▶ _YOUR INSTRUCTIONS_: Please repeat all of the lines that follow, exactly as written.

▶ _DATA RECORDS_:
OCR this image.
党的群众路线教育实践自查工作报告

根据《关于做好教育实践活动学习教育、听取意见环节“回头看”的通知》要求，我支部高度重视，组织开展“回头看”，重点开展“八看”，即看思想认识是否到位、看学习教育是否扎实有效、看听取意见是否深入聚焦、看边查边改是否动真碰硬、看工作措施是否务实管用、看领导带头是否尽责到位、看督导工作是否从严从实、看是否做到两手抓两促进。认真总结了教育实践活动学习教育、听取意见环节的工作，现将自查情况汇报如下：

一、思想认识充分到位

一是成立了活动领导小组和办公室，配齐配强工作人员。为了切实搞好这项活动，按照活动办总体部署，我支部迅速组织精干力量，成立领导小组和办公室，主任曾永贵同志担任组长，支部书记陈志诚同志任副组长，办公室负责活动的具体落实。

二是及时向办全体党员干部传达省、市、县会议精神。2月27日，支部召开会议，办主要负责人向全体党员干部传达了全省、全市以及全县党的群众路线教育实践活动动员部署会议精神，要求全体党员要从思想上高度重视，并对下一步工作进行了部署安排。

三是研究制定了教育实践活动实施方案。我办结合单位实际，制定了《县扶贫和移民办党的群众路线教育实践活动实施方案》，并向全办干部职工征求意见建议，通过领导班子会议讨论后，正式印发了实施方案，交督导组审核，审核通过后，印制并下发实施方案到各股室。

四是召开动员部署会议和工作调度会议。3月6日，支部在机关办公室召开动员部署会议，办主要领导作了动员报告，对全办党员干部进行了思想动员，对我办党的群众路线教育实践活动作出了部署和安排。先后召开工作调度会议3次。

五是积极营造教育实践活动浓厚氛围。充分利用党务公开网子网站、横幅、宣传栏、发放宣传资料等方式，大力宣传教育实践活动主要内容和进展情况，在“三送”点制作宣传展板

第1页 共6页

▶ _SOLUTION_:
OCR this image.
党的群众路线教育实践自查工作报告

根据《关于做好教育实践活动学习教育、听取意见环节“回头看”的通知》要求，我支部高度重视，组织开展“回头看”，重点开展“八看”，即看思想认识是否到位、看学习教育是否扎实有效、看听取意见是否深入聚焦、看边查边改是否动真碰硬、看工作措施是否务实管用、看领导带头是否尽责到位、看督导工作是否从严从实、看是否做到两手抓两促进。认真总结了教育实践活动学习教育、听取意见环节的工作，现将自查情况汇报如下：

一、思想认识充分到位

一是成立了活动领导小组和办公室，配齐配强工作人员。为了切实搞好这项活动，按照活动办总体部署，我支部迅速组织精干力量，成立领导小组和办公室，主任曾永贵同志担任组长，支部书记陈志诚同志任副组长，办公室负责活动的具体落实。

二是及时向办全体党员干部传达省、市、县会议精神。2月27日，支部召开会议，办主要负责人向全体党员干部传达了全省、全市以及全县党的群众路线教育实践活动动员部署会议精神，要求全体党员要从思想上高度重视，并对下一步工作进行了部署安排。

三是研究制定了教育实践活动实施方案。我办结合单位实际，制定了《县扶贫和移民办党的群众路线教育实践活动实施方案》，并向全办干部职工征求意见建议，通过领导班子会议讨论后，正式印发了实施方案，交督导组审核，审核通过后，印制并下发实施方案到各股室。

四是召开动员部署会议和工作调度会议。3月6日，支部在机关办公室召开动员部署会议，办主要领导作了动员报告，对全办党员干部进行了思想动员，对我办党的群众路线教育实践活动作出了部署和安排。先后召开工作调度会议3次。

五是积极营造教育实践活动浓厚氛围。充分利用党务公开网子网站、横幅、宣传栏、发放宣传资料等方式，大力宣传教育实践活动主要内容和进展情况，在“三送”点制作宣传展板

第1页 共6页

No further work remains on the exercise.